- YOUR TASK -
For the data below, work out how many lines contain the word "Contarini" and supply only that number.

┄┄┄┄┄┄┄┄┄┄

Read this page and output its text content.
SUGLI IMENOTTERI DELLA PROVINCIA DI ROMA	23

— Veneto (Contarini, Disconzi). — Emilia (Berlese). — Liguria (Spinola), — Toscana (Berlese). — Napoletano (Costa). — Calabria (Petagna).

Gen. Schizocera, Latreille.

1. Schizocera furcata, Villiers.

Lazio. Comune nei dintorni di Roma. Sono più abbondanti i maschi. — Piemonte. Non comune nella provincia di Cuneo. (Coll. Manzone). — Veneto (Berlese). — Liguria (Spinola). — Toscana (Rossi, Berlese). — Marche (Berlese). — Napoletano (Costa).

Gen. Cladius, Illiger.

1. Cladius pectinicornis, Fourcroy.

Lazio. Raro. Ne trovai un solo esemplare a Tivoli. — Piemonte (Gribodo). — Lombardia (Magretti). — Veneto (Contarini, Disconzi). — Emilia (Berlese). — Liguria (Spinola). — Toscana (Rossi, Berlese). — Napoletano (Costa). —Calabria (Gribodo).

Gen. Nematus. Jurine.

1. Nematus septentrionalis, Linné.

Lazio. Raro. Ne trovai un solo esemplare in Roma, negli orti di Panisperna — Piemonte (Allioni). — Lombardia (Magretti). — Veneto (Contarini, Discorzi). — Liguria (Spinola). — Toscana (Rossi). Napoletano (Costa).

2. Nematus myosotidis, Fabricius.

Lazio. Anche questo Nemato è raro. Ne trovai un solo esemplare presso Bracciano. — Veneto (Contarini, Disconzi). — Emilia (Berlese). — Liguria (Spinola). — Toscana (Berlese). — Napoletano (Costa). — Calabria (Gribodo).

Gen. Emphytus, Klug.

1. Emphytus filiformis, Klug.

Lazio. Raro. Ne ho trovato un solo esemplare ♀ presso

┄┄┄┄┄┄┄┄┄┄

- WRITTEN ANSWER -
4